▸ What the task asks: Please revise the passage on anterior scleral thickness from "It can be speculated" up to and including "progress of myopia.", replacing "spectral OCT" with "spectral-domain OCT".

[[ Selected excerpt, beginning ]]

In terms of the associations with AL, the results have been conflicting. Most studies did not find a significant relationship between AST and AL. Although Dhakal et al. [11] and Sung et al. [19] observed statistically significant relationships with AL at different meridians, Dhakal et al. [11] found that among all the meridians, at the scleral spur and the 1-, 2-, and 3-mm locations along the inferior meridian, the AST decreased significantly as the degree of myopia increased. Sung et al. [19] reported that increasing AL was related to anterior scleral thinning at several measurement points along the temporal, inferior, and nasal meridians. Our study also found a significant negative correlation between AL and all four meridians. The discrepancy in findings may be related to the confounding effects of age and sex. In our study, Chinese patients with a wider range of age, refractive error, and AL were recruited.

It can be speculated that the mean scleral thickness decreases with increasing AL during the dilation process; however, since the changes in scleral biomechanics are complex, the thinning of the anterior sclera may also be affected by other factors. Due to the limitation of penetration, spectral OCT, which is widely used at present, is limited when measuring posterior scleral thickness. However, since AST measurements can be obtained simply and easily, it is hoped that AST can replace the posterior sclera to evaluate the progress of myopia.

[[ Selected excerpt, end ]]
[[ Provided data, beginning ]]

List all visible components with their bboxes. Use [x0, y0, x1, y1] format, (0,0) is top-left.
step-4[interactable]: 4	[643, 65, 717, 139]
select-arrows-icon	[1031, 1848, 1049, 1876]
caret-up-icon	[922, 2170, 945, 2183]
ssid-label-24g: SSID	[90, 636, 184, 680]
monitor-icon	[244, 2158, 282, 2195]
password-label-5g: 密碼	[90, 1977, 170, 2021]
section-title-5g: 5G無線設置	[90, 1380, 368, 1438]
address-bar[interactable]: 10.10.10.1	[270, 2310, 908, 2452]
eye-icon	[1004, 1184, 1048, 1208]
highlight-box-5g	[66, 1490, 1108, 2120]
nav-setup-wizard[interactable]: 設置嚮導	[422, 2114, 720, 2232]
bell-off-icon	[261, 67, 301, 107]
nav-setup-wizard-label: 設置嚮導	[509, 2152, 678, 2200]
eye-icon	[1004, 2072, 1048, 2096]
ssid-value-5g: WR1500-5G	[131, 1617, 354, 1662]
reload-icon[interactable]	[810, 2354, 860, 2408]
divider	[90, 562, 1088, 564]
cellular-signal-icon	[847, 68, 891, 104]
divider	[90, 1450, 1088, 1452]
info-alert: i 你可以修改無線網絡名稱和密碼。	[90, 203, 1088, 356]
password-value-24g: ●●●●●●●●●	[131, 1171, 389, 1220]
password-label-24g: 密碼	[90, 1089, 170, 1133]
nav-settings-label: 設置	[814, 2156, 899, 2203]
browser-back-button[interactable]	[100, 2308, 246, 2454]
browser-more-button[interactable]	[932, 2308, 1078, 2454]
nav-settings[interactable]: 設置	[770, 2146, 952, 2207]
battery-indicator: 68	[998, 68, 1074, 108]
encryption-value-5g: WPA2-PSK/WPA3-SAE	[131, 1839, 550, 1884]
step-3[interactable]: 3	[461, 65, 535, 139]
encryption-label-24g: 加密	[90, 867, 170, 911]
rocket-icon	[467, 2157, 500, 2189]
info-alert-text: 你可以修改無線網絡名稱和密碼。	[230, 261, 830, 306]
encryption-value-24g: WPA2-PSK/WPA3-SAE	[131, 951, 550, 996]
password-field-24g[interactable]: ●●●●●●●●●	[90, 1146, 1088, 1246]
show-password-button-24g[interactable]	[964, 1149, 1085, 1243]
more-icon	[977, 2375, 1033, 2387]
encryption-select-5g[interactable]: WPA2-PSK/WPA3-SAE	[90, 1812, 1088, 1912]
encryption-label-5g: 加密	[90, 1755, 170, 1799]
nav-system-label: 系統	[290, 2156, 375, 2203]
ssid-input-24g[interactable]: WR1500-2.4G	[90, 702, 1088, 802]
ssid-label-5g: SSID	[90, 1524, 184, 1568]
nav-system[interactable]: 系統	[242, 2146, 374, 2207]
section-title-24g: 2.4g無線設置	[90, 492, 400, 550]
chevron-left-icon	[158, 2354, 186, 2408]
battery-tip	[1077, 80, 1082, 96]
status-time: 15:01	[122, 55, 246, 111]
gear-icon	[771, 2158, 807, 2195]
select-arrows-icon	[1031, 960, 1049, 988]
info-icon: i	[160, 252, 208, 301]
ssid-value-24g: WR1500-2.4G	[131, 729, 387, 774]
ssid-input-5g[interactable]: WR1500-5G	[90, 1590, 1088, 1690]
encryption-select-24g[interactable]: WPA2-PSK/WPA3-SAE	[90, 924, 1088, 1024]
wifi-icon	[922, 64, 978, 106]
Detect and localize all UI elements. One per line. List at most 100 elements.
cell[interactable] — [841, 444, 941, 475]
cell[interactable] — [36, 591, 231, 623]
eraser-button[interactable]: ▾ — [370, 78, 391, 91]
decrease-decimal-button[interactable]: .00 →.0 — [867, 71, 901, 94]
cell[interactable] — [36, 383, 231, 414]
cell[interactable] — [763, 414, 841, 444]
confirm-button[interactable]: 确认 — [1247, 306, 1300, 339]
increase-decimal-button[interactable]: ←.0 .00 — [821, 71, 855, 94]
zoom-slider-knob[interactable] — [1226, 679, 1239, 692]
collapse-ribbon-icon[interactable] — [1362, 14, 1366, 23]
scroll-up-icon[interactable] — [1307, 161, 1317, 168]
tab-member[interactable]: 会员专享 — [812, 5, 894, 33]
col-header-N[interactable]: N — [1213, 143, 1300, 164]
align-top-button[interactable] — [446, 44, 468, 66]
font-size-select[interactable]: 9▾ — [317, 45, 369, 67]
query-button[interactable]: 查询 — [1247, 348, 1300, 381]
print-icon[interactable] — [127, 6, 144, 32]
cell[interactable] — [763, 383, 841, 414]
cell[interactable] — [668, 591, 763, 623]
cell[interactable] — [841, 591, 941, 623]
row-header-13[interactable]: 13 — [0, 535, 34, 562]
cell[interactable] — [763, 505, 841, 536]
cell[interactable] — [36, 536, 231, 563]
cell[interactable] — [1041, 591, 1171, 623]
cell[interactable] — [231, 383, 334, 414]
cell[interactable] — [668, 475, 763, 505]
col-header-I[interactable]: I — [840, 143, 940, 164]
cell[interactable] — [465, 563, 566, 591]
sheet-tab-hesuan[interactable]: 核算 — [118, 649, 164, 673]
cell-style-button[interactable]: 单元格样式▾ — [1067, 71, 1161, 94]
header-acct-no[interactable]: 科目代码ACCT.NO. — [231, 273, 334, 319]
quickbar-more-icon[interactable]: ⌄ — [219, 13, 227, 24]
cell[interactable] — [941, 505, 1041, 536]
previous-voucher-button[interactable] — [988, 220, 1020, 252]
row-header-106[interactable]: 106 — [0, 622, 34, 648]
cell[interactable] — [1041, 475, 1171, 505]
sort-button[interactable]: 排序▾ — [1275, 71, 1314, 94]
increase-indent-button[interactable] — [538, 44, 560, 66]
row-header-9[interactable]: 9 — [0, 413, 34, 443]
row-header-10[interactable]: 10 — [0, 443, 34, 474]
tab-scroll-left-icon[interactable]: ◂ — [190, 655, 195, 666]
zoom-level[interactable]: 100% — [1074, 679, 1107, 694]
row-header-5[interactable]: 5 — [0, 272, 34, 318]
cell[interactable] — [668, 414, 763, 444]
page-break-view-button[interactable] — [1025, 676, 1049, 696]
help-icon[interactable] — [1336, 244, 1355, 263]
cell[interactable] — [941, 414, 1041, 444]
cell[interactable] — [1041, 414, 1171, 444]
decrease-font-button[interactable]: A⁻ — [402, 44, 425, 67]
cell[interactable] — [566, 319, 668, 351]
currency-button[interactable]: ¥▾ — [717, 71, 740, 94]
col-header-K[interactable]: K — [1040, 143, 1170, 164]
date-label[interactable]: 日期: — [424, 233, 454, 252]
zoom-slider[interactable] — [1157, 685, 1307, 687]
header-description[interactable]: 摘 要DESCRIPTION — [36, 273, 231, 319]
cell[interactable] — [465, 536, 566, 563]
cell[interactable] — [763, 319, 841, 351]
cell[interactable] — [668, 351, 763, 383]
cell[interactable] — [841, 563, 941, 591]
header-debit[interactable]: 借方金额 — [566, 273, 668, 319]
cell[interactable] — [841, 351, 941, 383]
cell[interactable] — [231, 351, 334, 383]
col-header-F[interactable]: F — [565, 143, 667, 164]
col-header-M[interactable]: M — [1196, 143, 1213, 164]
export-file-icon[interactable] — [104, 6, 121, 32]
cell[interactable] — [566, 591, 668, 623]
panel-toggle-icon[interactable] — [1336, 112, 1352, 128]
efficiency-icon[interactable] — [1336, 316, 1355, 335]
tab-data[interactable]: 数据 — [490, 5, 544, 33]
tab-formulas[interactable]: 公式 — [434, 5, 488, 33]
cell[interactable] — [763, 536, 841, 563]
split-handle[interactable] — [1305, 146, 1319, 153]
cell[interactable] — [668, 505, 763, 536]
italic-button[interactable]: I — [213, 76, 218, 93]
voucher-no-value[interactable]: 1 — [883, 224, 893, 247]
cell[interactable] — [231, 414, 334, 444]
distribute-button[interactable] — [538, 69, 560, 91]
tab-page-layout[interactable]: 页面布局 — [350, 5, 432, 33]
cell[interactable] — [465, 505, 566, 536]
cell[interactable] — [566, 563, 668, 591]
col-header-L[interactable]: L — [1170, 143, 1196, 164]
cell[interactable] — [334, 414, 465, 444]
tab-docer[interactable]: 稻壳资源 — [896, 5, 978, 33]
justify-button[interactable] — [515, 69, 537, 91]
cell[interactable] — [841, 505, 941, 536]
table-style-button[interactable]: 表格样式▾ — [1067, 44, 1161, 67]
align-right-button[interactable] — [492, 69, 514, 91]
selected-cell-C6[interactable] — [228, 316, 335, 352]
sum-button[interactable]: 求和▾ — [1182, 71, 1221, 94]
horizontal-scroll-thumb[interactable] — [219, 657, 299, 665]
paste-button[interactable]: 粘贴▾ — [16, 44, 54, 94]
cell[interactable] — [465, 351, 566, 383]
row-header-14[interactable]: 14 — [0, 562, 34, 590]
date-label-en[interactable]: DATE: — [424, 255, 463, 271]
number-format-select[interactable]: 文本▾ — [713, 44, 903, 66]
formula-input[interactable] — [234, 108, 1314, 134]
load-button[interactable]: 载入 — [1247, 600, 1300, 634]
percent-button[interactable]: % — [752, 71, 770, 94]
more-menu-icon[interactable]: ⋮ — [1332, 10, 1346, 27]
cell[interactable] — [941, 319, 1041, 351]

[[ Provided data, end ]]

▸ Task result:
It can be speculated that the mean scleral thickness decreases with increasing AL during the dilation process; however, since the changes in scleral biomechanics are complex, the thinning of the anterior sclera may also be affected by other factors. Due to the limitation of penetration, spectral-domain OCT, which is widely used at present, is limited when measuring posterior scleral thickness. However, since AST measurements can be obtained simply and easily, it is hoped that AST can replace the posterior sclera to evaluate the progress of myopia.